▶ [Raw data]
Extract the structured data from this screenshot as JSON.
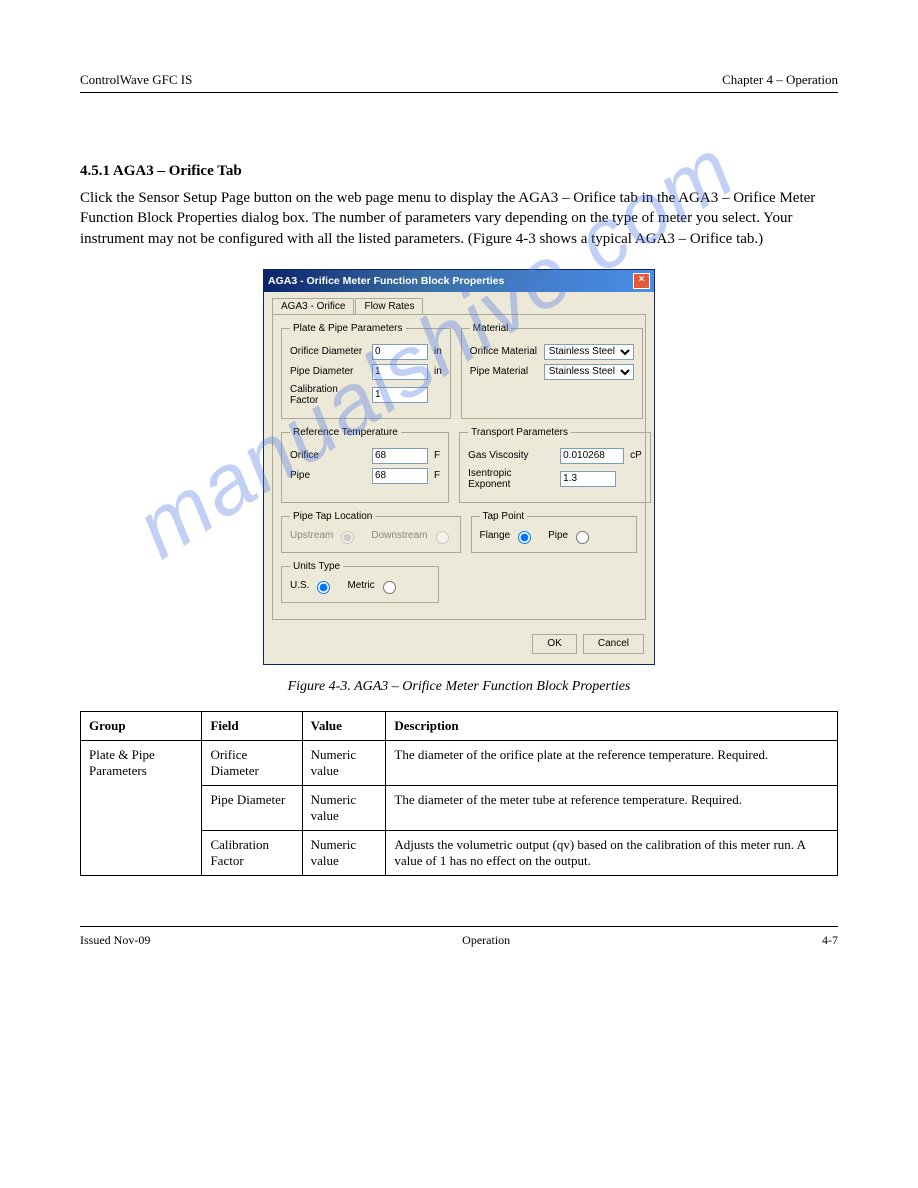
{
  "header": {
    "left": "ControlWave GFC IS",
    "right": "Chapter 4 – Operation"
  },
  "section": {
    "number_title": "4.5.1 AGA3 – Orifice Tab",
    "intro": "Click the Sensor Setup Page button on the web page menu to display the AGA3 – Orifice tab in the AGA3 – Orifice Meter Function Block Properties dialog box. The number of parameters vary depending on the type of meter you select. Your instrument may not be configured with all the listed parameters. (Figure 4-3 shows a typical AGA3 – Orifice tab.)"
  },
  "dialog": {
    "title": "AGA3 - Orifice Meter Function Block Properties",
    "tabs": [
      "AGA3 - Orifice",
      "Flow Rates"
    ],
    "groups": {
      "plate_pipe": {
        "legend": "Plate & Pipe Parameters",
        "orifice_diameter_label": "Orifice Diameter",
        "orifice_diameter_value": "0",
        "orifice_diameter_unit": "in",
        "pipe_diameter_label": "Pipe Diameter",
        "pipe_diameter_value": "1",
        "pipe_diameter_unit": "in",
        "calibration_factor_label": "Calibration Factor",
        "calibration_factor_value": "1"
      },
      "material": {
        "legend": "Material",
        "orifice_material_label": "Orifice Material",
        "orifice_material_value": "Stainless Steel",
        "pipe_material_label": "Pipe Material",
        "pipe_material_value": "Stainless Steel"
      },
      "ref_temp": {
        "legend": "Reference Temperature",
        "orifice_label": "Orifice",
        "orifice_value": "68",
        "orifice_unit": "F",
        "pipe_label": "Pipe",
        "pipe_value": "68",
        "pipe_unit": "F"
      },
      "transport": {
        "legend": "Transport Parameters",
        "gas_viscosity_label": "Gas Viscosity",
        "gas_viscosity_value": "0.010268",
        "gas_viscosity_unit": "cP",
        "isentropic_label": "Isentropic Exponent",
        "isentropic_value": "1.3"
      },
      "pipe_tap": {
        "legend": "Pipe Tap Location",
        "upstream": "Upstream",
        "downstream": "Downstream"
      },
      "tap_point": {
        "legend": "Tap Point",
        "flange": "Flange",
        "pipe": "Pipe"
      },
      "units": {
        "legend": "Units Type",
        "us": "U.S.",
        "metric": "Metric"
      }
    },
    "buttons": {
      "ok": "OK",
      "cancel": "Cancel"
    }
  },
  "figure_caption": "Figure 4-3. AGA3 – Orifice Meter Function Block Properties",
  "table": {
    "headers": [
      "Group",
      "Field",
      "Value",
      "Description"
    ],
    "rows": [
      {
        "group": "Plate & Pipe Parameters",
        "field": "Orifice Diameter",
        "value": "Numeric value",
        "desc": "The diameter of the orifice plate at the reference temperature. Required."
      },
      {
        "group": "",
        "field": "Pipe Diameter",
        "value": "Numeric value",
        "desc": "The diameter of the meter tube at reference temperature. Required."
      },
      {
        "group": "",
        "field": "Calibration Factor",
        "value": "Numeric value",
        "desc": "Adjusts the volumetric output (qv) based on the calibration of this meter run. A value of 1 has no effect on the output."
      }
    ]
  },
  "footer": {
    "left": "Issued Nov-09",
    "center": "Operation",
    "right": "4-7"
  },
  "watermark": "manualshive.com"
}
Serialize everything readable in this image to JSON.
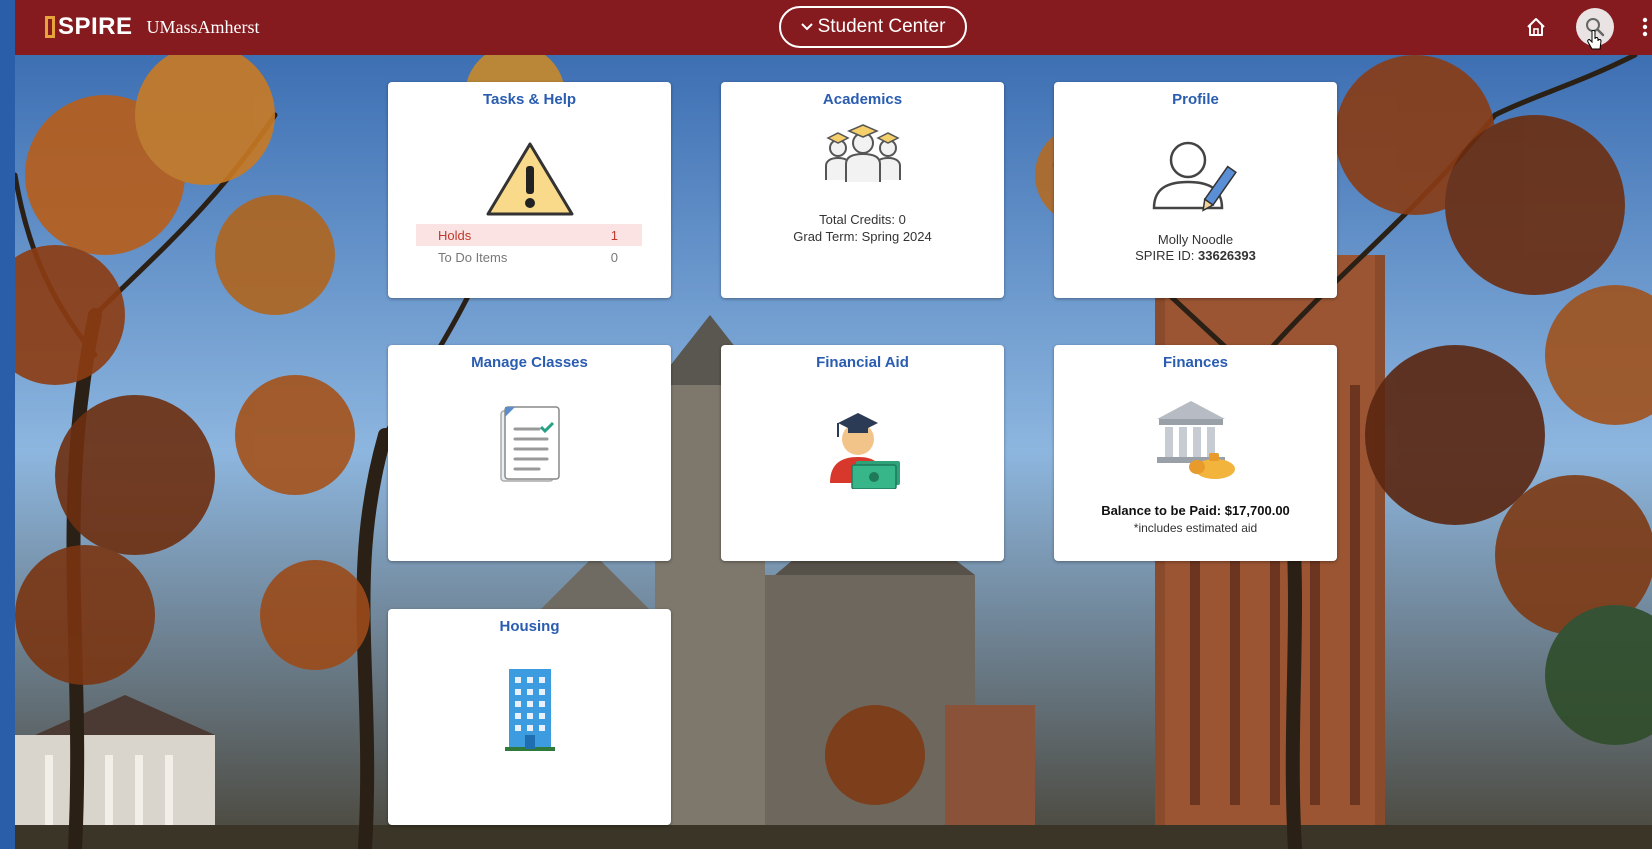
{
  "header": {
    "brand_name": "SPIRE",
    "institution": "UMassAmherst",
    "nav_label": "Student Center",
    "colors": {
      "header_bg": "#861b1f",
      "accent": "#e8a33a",
      "tile_title": "#2a5db0"
    }
  },
  "tiles": {
    "tasks": {
      "title": "Tasks & Help",
      "icon": "warning-icon",
      "rows": [
        {
          "label": "Holds",
          "count": "1"
        },
        {
          "label": "To Do Items",
          "count": "0"
        }
      ]
    },
    "academics": {
      "title": "Academics",
      "icon": "graduates-icon",
      "total_credits": "Total Credits: 0",
      "grad_term": "Grad Term: Spring 2024"
    },
    "profile": {
      "title": "Profile",
      "icon": "user-edit-icon",
      "name": "Molly Noodle",
      "id_label": "SPIRE ID: ",
      "id_value": "33626393"
    },
    "manage_classes": {
      "title": "Manage Classes",
      "icon": "document-checklist-icon"
    },
    "financial_aid": {
      "title": "Financial Aid",
      "icon": "graduate-money-icon"
    },
    "finances": {
      "title": "Finances",
      "icon": "bank-icon",
      "balance": "Balance to be Paid: $17,700.00",
      "note": "*includes estimated aid"
    },
    "housing": {
      "title": "Housing",
      "icon": "building-icon"
    }
  }
}
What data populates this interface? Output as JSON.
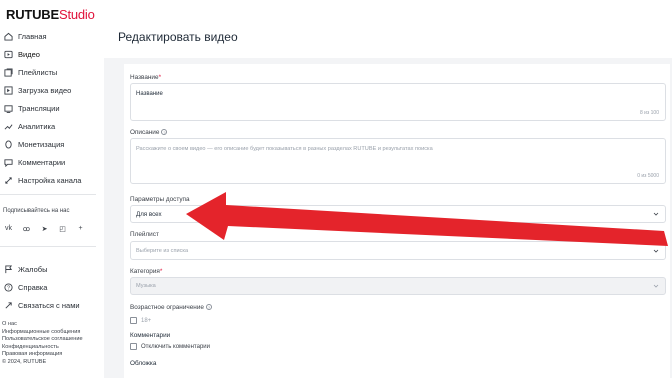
{
  "app": {
    "logo_main": "RUTUBE",
    "logo_suffix": "Studio"
  },
  "sidebar": {
    "items": [
      {
        "label": "Главная",
        "icon": "home-icon"
      },
      {
        "label": "Видео",
        "icon": "video-icon"
      },
      {
        "label": "Плейлисты",
        "icon": "playlist-icon"
      },
      {
        "label": "Загрузка видео",
        "icon": "upload-icon"
      },
      {
        "label": "Трансляции",
        "icon": "broadcast-icon"
      },
      {
        "label": "Аналитика",
        "icon": "analytics-icon"
      },
      {
        "label": "Монетизация",
        "icon": "monetization-icon"
      },
      {
        "label": "Комментарии",
        "icon": "comments-icon"
      },
      {
        "label": "Настройка канала",
        "icon": "settings-icon"
      }
    ],
    "subscribe_label": "Подписывайтесь на нас",
    "socials": [
      "vk-icon",
      "ok-icon",
      "telegram-icon",
      "viber-icon",
      "plus-icon"
    ],
    "bottom_items": [
      {
        "label": "Жалобы",
        "icon": "flag-icon"
      },
      {
        "label": "Справка",
        "icon": "help-icon"
      },
      {
        "label": "Связаться с нами",
        "icon": "contact-icon"
      }
    ],
    "links": [
      "О нас",
      "Информационные сообщения",
      "Пользовательское соглашение",
      "Конфиденциальность",
      "Правовая информация",
      "© 2024, RUTUBE"
    ]
  },
  "main": {
    "page_title": "Редактировать видео",
    "title_field": {
      "label": "Название",
      "required_mark": "*",
      "value": "Название",
      "counter": "8 из 100"
    },
    "description_field": {
      "label": "Описание",
      "placeholder": "Расскажите о своем видео — его описание будет показываться в разных разделах RUTUBE и результатах поиска",
      "counter": "0 из 5000"
    },
    "access_field": {
      "label": "Параметры доступа",
      "value": "Для всех"
    },
    "playlist_field": {
      "label": "Плейлист",
      "placeholder": "Выберите из списка"
    },
    "category_field": {
      "label": "Категория",
      "required_mark": "*",
      "value": "Музыка"
    },
    "age_field": {
      "label": "Возрастное ограничение",
      "checkbox_label": "18+"
    },
    "comments_field": {
      "label": "Комментарии",
      "checkbox_label": "Отключить комментарии"
    },
    "cover_field": {
      "label": "Обложка"
    }
  },
  "colors": {
    "accent": "#e0123a",
    "arrow": "#e4242b",
    "content_bg": "#f3f4f6"
  }
}
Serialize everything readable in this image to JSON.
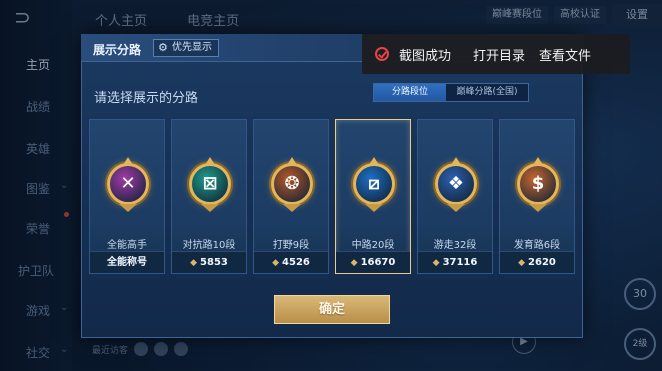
{
  "background": {
    "top_tabs": [
      "个人主页",
      "电竞主页"
    ],
    "top_right": [
      "巅峰赛段位",
      "高校认证",
      "设置"
    ],
    "nav": [
      "主页",
      "战绩",
      "英雄",
      "图鉴",
      "荣誉",
      "护卫队",
      "游戏",
      "社交"
    ],
    "bottom_text": "最近访客",
    "right_deco_1": "30",
    "right_deco_2": "2级"
  },
  "dialog": {
    "title": "展示分路",
    "priority_label": "优先显示",
    "subtitle": "请选择展示的分路",
    "segments": [
      "分路段位",
      "巅峰分路(全国)"
    ],
    "cards": [
      {
        "name": "全能高手",
        "footer": "全能称号",
        "has_diamond": false,
        "badge_color": "#a23aa6",
        "badge_glyph": "✕"
      },
      {
        "name": "对抗路10段",
        "footer": "5853",
        "has_diamond": true,
        "badge_color": "#1f9a8a",
        "badge_glyph": "⊠"
      },
      {
        "name": "打野9段",
        "footer": "4526",
        "has_diamond": true,
        "badge_color": "#b5572a",
        "badge_glyph": "❂"
      },
      {
        "name": "中路20段",
        "footer": "16670",
        "has_diamond": true,
        "badge_color": "#1f6fc4",
        "badge_glyph": "⧄",
        "selected": true
      },
      {
        "name": "游走32段",
        "footer": "37116",
        "has_diamond": true,
        "badge_color": "#2d5fb0",
        "badge_glyph": "❖"
      },
      {
        "name": "发育路6段",
        "footer": "2620",
        "has_diamond": true,
        "badge_color": "#c8662e",
        "badge_glyph": "$"
      }
    ],
    "confirm_label": "确定"
  },
  "toast": {
    "message": "截图成功",
    "open_dir": "打开目录",
    "view_file": "查看文件"
  }
}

▶ [Aim of the task] Pick out every line with the string "Stainless" and copy it.

▶ [Correct output]
        "orifice_material_value": "Stainless Steel",
        "pipe_material_value": "Stainless Steel"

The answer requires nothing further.